▶ [Task statement] Write out all of the lines below, exactly and completely.

(Data excerpts)
══════
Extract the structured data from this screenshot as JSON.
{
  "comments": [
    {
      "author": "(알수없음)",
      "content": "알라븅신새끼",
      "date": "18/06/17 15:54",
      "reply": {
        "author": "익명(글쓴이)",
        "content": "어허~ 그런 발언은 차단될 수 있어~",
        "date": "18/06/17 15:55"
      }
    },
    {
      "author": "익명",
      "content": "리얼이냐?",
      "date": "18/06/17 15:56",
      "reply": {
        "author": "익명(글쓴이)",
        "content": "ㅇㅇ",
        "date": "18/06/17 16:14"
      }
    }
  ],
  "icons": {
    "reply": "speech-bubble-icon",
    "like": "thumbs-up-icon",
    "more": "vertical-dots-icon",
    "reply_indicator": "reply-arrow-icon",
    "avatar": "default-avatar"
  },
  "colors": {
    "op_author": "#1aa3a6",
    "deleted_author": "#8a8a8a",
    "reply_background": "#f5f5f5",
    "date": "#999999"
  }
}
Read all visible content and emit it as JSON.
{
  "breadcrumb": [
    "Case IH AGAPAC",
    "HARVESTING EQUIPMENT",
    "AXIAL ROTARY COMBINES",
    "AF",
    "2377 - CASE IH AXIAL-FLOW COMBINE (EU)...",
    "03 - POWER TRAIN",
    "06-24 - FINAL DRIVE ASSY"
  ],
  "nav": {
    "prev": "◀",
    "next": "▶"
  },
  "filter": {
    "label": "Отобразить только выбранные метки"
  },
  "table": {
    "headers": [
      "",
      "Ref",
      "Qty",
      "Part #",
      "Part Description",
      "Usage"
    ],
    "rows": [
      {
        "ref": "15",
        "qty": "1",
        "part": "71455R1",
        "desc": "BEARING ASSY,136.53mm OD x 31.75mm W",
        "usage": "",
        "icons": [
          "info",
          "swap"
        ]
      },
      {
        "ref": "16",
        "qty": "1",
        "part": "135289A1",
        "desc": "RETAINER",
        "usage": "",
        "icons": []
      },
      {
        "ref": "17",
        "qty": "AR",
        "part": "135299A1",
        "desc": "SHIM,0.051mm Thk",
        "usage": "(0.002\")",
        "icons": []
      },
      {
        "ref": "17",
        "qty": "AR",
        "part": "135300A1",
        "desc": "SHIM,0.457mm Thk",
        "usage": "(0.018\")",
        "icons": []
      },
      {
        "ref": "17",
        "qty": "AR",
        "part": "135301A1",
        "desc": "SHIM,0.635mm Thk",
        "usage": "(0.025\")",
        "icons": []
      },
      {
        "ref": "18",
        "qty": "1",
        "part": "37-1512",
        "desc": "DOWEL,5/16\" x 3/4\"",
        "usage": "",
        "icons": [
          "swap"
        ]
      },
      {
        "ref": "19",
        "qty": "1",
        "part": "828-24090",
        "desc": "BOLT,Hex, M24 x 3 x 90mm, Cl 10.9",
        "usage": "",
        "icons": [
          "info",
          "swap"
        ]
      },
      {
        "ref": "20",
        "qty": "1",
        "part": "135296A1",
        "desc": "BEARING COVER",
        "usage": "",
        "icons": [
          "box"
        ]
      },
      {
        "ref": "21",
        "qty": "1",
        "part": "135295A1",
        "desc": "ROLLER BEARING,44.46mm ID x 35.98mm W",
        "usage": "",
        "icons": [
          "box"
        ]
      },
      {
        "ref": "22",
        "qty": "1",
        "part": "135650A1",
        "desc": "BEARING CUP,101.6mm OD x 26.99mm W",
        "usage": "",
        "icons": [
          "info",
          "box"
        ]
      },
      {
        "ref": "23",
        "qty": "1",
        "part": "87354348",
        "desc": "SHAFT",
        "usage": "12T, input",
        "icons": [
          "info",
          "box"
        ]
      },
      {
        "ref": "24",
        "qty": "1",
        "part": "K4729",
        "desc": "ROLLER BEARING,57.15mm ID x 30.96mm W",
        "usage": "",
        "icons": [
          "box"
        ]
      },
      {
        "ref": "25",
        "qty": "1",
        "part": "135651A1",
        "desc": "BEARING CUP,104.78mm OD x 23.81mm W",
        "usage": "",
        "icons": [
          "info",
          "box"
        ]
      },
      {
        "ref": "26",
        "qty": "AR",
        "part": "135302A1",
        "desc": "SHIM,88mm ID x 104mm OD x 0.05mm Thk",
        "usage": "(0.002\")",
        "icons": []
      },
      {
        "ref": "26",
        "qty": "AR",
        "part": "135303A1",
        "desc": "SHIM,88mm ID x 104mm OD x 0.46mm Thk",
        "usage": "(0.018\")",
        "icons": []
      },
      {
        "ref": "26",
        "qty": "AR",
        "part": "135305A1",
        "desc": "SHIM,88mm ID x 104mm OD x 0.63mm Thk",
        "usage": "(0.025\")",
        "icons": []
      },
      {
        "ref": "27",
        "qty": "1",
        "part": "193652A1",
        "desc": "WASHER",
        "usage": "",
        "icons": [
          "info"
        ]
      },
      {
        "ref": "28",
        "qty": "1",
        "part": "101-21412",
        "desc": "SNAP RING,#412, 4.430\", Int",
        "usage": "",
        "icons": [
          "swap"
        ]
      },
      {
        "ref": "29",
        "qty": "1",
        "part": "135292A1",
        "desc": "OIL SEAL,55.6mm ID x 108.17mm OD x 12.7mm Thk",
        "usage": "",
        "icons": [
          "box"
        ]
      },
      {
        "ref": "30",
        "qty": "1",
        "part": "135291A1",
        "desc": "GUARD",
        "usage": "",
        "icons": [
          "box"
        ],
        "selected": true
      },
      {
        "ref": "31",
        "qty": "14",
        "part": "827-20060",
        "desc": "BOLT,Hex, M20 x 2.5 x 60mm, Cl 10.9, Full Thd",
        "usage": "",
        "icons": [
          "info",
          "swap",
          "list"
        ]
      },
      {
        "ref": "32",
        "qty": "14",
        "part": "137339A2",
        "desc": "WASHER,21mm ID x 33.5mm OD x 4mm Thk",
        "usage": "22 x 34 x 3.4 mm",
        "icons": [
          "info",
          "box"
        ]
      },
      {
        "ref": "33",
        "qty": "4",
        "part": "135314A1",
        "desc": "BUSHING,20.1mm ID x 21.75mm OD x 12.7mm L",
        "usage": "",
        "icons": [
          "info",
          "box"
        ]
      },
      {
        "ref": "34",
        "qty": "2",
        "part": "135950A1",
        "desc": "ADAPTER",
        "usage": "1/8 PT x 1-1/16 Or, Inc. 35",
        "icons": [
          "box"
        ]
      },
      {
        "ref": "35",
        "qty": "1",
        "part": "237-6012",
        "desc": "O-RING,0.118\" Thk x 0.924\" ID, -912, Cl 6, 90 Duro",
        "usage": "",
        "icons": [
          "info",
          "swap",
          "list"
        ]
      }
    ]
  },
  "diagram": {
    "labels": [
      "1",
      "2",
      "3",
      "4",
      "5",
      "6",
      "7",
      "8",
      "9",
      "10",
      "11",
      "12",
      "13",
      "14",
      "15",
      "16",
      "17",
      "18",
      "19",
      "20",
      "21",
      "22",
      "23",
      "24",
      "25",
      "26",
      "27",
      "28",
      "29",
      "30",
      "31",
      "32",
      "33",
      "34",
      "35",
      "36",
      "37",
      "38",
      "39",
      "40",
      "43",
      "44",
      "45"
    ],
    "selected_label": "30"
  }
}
══════
▶ [Final answer]
Extract the structured data from this screenshot as JSON.
{
  "comments": [
    {
      "author": "(알수없음)",
      "content": "알라븅신새끼",
      "date": "18/06/17 15:54",
      "reply": {
        "author": "익명(글쓴이)",
        "content": "어허~ 그런 발언은 차단될 수 있어~",
        "date": "18/06/17 15:55"
      }
    },
    {
      "author": "익명",
      "content": "리얼이냐?",
      "date": "18/06/17 15:56",
      "reply": {
        "author": "익명(글쓴이)",
        "content": "ㅇㅇ",
        "date": "18/06/17 16:14"
      }
    }
  ],
  "icons": {
    "reply": "speech-bubble-icon",
    "like": "thumbs-up-icon",
    "more": "vertical-dots-icon",
    "reply_indicator": "reply-arrow-icon",
    "avatar": "default-avatar"
  },
  "colors": {
    "op_author": "#1aa3a6",
    "deleted_author": "#8a8a8a",
    "reply_background": "#f5f5f5",
    "date": "#999999"
  }
}
Read all visible content and emit it as JSON.
{
  "breadcrumb": [
    "Case IH AGAPAC",
    "HARVESTING EQUIPMENT",
    "AXIAL ROTARY COMBINES",
    "AF",
    "2377 - CASE IH AXIAL-FLOW COMBINE (EU)...",
    "03 - POWER TRAIN",
    "06-24 - FINAL DRIVE ASSY"
  ],
  "nav": {
    "prev": "◀",
    "next": "▶"
  },
  "filter": {
    "label": "Отобразить только выбранные метки"
  },
  "table": {
    "headers": [
      "",
      "Ref",
      "Qty",
      "Part #",
      "Part Description",
      "Usage"
    ],
    "rows": [
      {
        "ref": "15",
        "qty": "1",
        "part": "71455R1",
        "desc": "BEARING ASSY,136.53mm OD x 31.75mm W",
        "usage": "",
        "icons": [
          "info",
          "swap"
        ]
      },
      {
        "ref": "16",
        "qty": "1",
        "part": "135289A1",
        "desc": "RETAINER",
        "usage": "",
        "icons": []
      },
      {
        "ref": "17",
        "qty": "AR",
        "part": "135299A1",
        "desc": "SHIM,0.051mm Thk",
        "usage": "(0.002\")",
        "icons": []
      },
      {
        "ref": "17",
        "qty": "AR",
        "part": "135300A1",
        "desc": "SHIM,0.457mm Thk",
        "usage": "(0.018\")",
        "icons": []
      },
      {
        "ref": "17",
        "qty": "AR",
        "part": "135301A1",
        "desc": "SHIM,0.635mm Thk",
        "usage": "(0.025\")",
        "icons": []
      },
      {
        "ref": "18",
        "qty": "1",
        "part": "37-1512",
        "desc": "DOWEL,5/16\" x 3/4\"",
        "usage": "",
        "icons": [
          "swap"
        ]
      },
      {
        "ref": "19",
        "qty": "1",
        "part": "828-24090",
        "desc": "BOLT,Hex, M24 x 3 x 90mm, Cl 10.9",
        "usage": "",
        "icons": [
          "info",
          "swap"
        ]
      },
      {
        "ref": "20",
        "qty": "1",
        "part": "135296A1",
        "desc": "BEARING COVER",
        "usage": "",
        "icons": [
          "box"
        ]
      },
      {
        "ref": "21",
        "qty": "1",
        "part": "135295A1",
        "desc": "ROLLER BEARING,44.46mm ID x 35.98mm W",
        "usage": "",
        "icons": [
          "box"
        ]
      },
      {
        "ref": "22",
        "qty": "1",
        "part": "135650A1",
        "desc": "BEARING CUP,101.6mm OD x 26.99mm W",
        "usage": "",
        "icons": [
          "info",
          "box"
        ]
      },
      {
        "ref": "23",
        "qty": "1",
        "part": "87354348",
        "desc": "SHAFT",
        "usage": "12T, input",
        "icons": [
          "info",
          "box"
        ]
      },
      {
        "ref": "24",
        "qty": "1",
        "part": "K4729",
        "desc": "ROLLER BEARING,57.15mm ID x 30.96mm W",
        "usage": "",
        "icons": [
          "box"
        ]
      },
      {
        "ref": "25",
        "qty": "1",
        "part": "135651A1",
        "desc": "BEARING CUP,104.78mm OD x 23.81mm W",
        "usage": "",
        "icons": [
          "info",
          "box"
        ]
      },
      {
        "ref": "26",
        "qty": "AR",
        "part": "135302A1",
        "desc": "SHIM,88mm ID x 104mm OD x 0.05mm Thk",
        "usage": "(0.002\")",
        "icons": []
      },
      {
        "ref": "26",
        "qty": "AR",
        "part": "135303A1",
        "desc": "SHIM,88mm ID x 104mm OD x 0.46mm Thk",
        "usage": "(0.018\")",
        "icons": []
      },
      {
        "ref": "26",
        "qty": "AR",
        "part": "135305A1",
        "desc": "SHIM,88mm ID x 104mm OD x 0.63mm Thk",
        "usage": "(0.025\")",
        "icons": []
      },
      {
        "ref": "27",
        "qty": "1",
        "part": "193652A1",
        "desc": "WASHER",
        "usage": "",
        "icons": [
          "info"
        ]
      },
      {
        "ref": "28",
        "qty": "1",
        "part": "101-21412",
        "desc": "SNAP RING,#412, 4.430\", Int",
        "usage": "",
        "icons": [
          "swap"
        ]
      },
      {
        "ref": "29",
        "qty": "1",
        "part": "135292A1",
        "desc": "OIL SEAL,55.6mm ID x 108.17mm OD x 12.7mm Thk",
        "usage": "",
        "icons": [
          "box"
        ]
      },
      {
        "ref": "30",
        "qty": "1",
        "part": "135291A1",
        "desc": "GUARD",
        "usage": "",
        "icons": [
          "box"
        ],
        "selected": true
      },
      {
        "ref": "31",
        "qty": "14",
        "part": "827-20060",
        "desc": "BOLT,Hex, M20 x 2.5 x 60mm, Cl 10.9, Full Thd",
        "usage": "",
        "icons": [
          "info",
          "swap",
          "list"
        ]
      },
      {
        "ref": "32",
        "qty": "14",
        "part": "137339A2",
        "desc": "WASHER,21mm ID x 33.5mm OD x 4mm Thk",
        "usage": "22 x 34 x 3.4 mm",
        "icons": [
          "info",
          "box"
        ]
      },
      {
        "ref": "33",
        "qty": "4",
        "part": "135314A1",
        "desc": "BUSHING,20.1mm ID x 21.75mm OD x 12.7mm L",
        "usage": "",
        "icons": [
          "info",
          "box"
        ]
      },
      {
        "ref": "34",
        "qty": "2",
        "part": "135950A1",
        "desc": "ADAPTER",
        "usage": "1/8 PT x 1-1/16 Or, Inc. 35",
        "icons": [
          "box"
        ]
      },
      {
        "ref": "35",
        "qty": "1",
        "part": "237-6012",
        "desc": "O-RING,0.118\" Thk x 0.924\" ID, -912, Cl 6, 90 Duro",
        "usage": "",
        "icons": [
          "info",
          "swap",
          "list"
        ]
      }
    ]
  },
  "diagram": {
    "labels": [
      "1",
      "2",
      "3",
      "4",
      "5",
      "6",
      "7",
      "8",
      "9",
      "10",
      "11",
      "12",
      "13",
      "14",
      "15",
      "16",
      "17",
      "18",
      "19",
      "20",
      "21",
      "22",
      "23",
      "24",
      "25",
      "26",
      "27",
      "28",
      "29",
      "30",
      "31",
      "32",
      "33",
      "34",
      "35",
      "36",
      "37",
      "38",
      "39",
      "40",
      "43",
      "44",
      "45"
    ],
    "selected_label": "30"
  }
}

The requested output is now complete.